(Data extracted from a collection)

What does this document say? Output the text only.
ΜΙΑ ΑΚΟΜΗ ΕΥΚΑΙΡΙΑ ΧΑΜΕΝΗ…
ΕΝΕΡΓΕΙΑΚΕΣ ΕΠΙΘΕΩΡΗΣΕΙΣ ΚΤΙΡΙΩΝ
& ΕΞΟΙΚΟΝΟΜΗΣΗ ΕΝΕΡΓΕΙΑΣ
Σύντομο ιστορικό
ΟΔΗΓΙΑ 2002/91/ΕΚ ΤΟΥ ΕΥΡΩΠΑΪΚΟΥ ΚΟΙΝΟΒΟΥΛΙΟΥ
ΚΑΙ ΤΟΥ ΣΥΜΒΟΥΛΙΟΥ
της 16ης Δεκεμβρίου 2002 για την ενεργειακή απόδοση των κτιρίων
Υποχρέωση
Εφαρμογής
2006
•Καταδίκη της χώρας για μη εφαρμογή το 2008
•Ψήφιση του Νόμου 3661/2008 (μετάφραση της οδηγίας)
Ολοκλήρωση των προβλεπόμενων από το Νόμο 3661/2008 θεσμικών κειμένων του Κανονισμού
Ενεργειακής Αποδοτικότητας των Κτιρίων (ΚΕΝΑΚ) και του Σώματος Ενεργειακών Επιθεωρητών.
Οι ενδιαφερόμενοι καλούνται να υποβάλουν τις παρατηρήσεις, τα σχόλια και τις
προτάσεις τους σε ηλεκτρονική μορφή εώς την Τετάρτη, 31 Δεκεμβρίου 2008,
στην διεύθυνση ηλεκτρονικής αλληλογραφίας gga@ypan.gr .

STATED PROBLEM:
Write all of the records out again exactly.

TASK ANSWER:
What does this document say? Output the text only.
ΜΙΑ ΑΚΟΜΗ ΕΥΚΑΙΡΙΑ ΧΑΜΕΝΗ…
ΕΝΕΡΓΕΙΑΚΕΣ ΕΠΙΘΕΩΡΗΣΕΙΣ ΚΤΙΡΙΩΝ
& ΕΞΟΙΚΟΝΟΜΗΣΗ ΕΝΕΡΓΕΙΑΣ
Σύντομο ιστορικό
ΟΔΗΓΙΑ 2002/91/ΕΚ ΤΟΥ ΕΥΡΩΠΑΪΚΟΥ ΚΟΙΝΟΒΟΥΛΙΟΥ
ΚΑΙ ΤΟΥ ΣΥΜΒΟΥΛΙΟΥ
της 16ης Δεκεμβρίου 2002 για την ενεργειακή απόδοση των κτιρίων
Υποχρέωση
Εφαρμογής
2006
•Καταδίκη της χώρας για μη εφαρμογή το 2008
•Ψήφιση του Νόμου 3661/2008 (μετάφραση της οδηγίας)
Ολοκλήρωση των προβλεπόμενων από το Νόμο 3661/2008 θεσμικών κειμένων του Κανονισμού
Ενεργειακής Αποδοτικότητας των Κτιρίων (ΚΕΝΑΚ) και του Σώματος Ενεργειακών Επιθεωρητών.
Οι ενδιαφερόμενοι καλούνται να υποβάλουν τις παρατηρήσεις, τα σχόλια και τις
προτάσεις τους σε ηλεκτρονική μορφή εώς την Τετάρτη, 31 Δεκεμβρίου 2008,
στην διεύθυνση ηλεκτρονικής αλληλογραφίας gga@ypan.gr .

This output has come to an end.